WHAT NEEDS TO BE DONE
Everything in the listing except the pictures should be written out exactly.

INPUT
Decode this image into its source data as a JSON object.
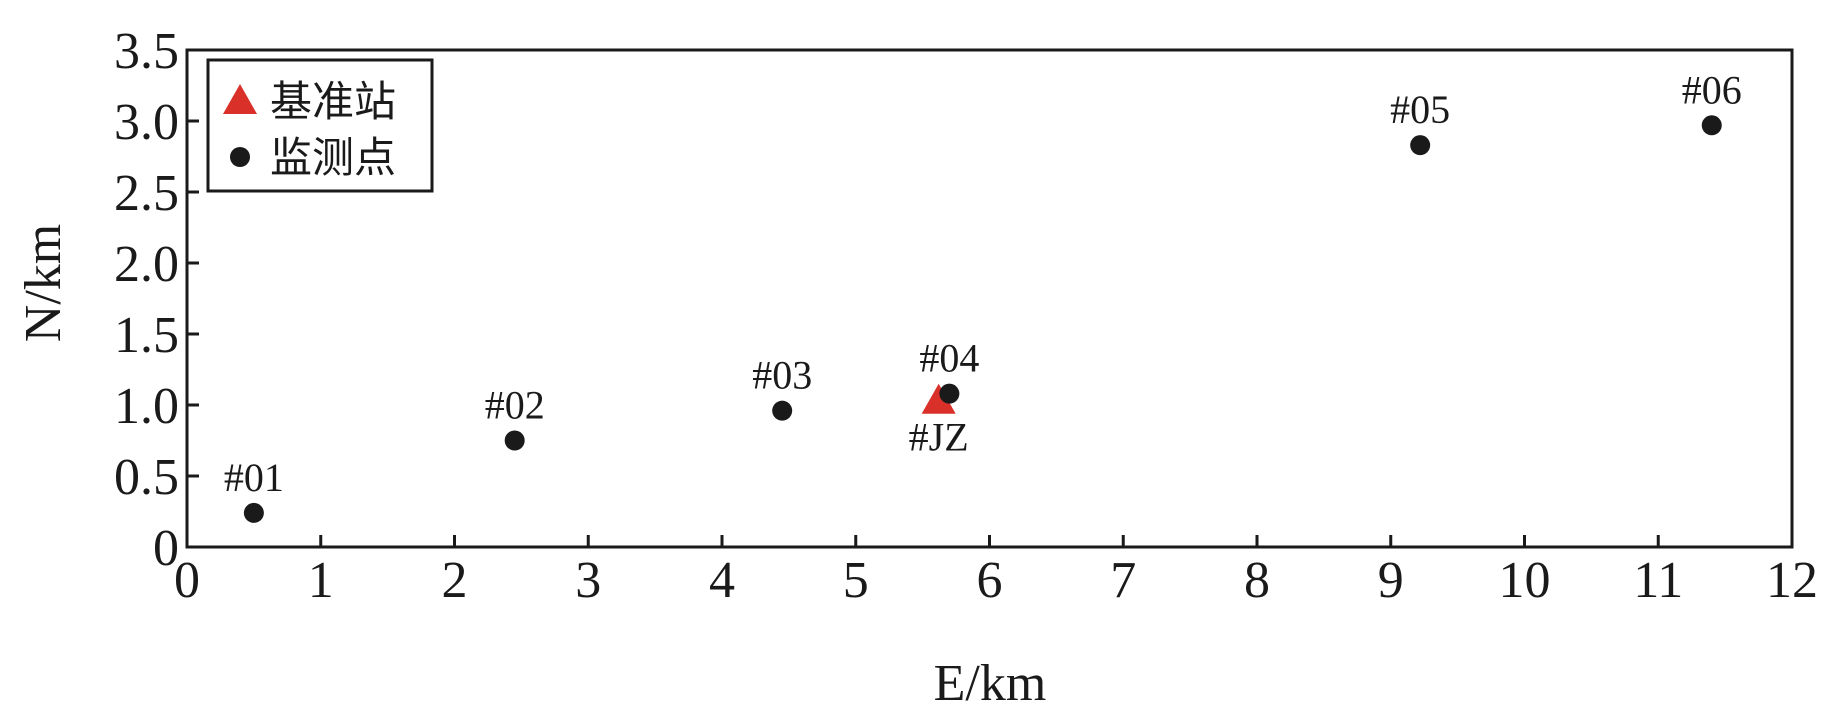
{
  "chart_data": {
    "type": "scatter",
    "x_label": "E/km",
    "y_label": "N/km",
    "xlim": [
      0,
      12
    ],
    "xticks": [
      0,
      1,
      2,
      3,
      4,
      5,
      6,
      7,
      8,
      9,
      10,
      11,
      12
    ],
    "ylim": [
      0,
      3.5
    ],
    "yticks": [
      0,
      0.5,
      {
        "value": 1,
        "label": "1.0"
      },
      1.5,
      {
        "value": 2,
        "label": "2.0"
      },
      2.5,
      {
        "value": 3,
        "label": "3.0"
      },
      3.5
    ],
    "legend": "upper-left",
    "series": [
      {
        "name": "基准站",
        "color": "#d9302a",
        "marker": "triangle",
        "label_position": "below",
        "x": [
          5.62
        ],
        "values": [
          1.03
        ],
        "point_labels": [
          "#JZ"
        ]
      },
      {
        "name": "监测点",
        "color": "#1a1a1a",
        "marker": "circle",
        "label_position": "above",
        "x": [
          0.5,
          2.45,
          4.45,
          5.7,
          9.22,
          11.4
        ],
        "values": [
          0.24,
          0.75,
          0.96,
          1.08,
          2.83,
          2.97
        ],
        "point_labels": [
          "#01",
          "#02",
          "#03",
          "#04",
          "#05",
          "#06"
        ]
      }
    ]
  }
}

CORRECT RESPONSE
Decode this image into its source data as a JSON object.
{
  "chart_data": {
    "type": "scatter",
    "x_label": "E/km",
    "y_label": "N/km",
    "xlim": [
      0,
      12
    ],
    "xticks": [
      0,
      1,
      2,
      3,
      4,
      5,
      6,
      7,
      8,
      9,
      10,
      11,
      12
    ],
    "ylim": [
      0,
      3.5
    ],
    "yticks": [
      0,
      0.5,
      {
        "value": 1,
        "label": "1.0"
      },
      1.5,
      {
        "value": 2,
        "label": "2.0"
      },
      2.5,
      {
        "value": 3,
        "label": "3.0"
      },
      3.5
    ],
    "legend": "upper-left",
    "series": [
      {
        "name": "基准站",
        "color": "#d9302a",
        "marker": "triangle",
        "label_position": "below",
        "x": [
          5.62
        ],
        "values": [
          1.03
        ],
        "point_labels": [
          "#JZ"
        ]
      },
      {
        "name": "监测点",
        "color": "#1a1a1a",
        "marker": "circle",
        "label_position": "above",
        "x": [
          0.5,
          2.45,
          4.45,
          5.7,
          9.22,
          11.4
        ],
        "values": [
          0.24,
          0.75,
          0.96,
          1.08,
          2.83,
          2.97
        ],
        "point_labels": [
          "#01",
          "#02",
          "#03",
          "#04",
          "#05",
          "#06"
        ]
      }
    ]
  }
}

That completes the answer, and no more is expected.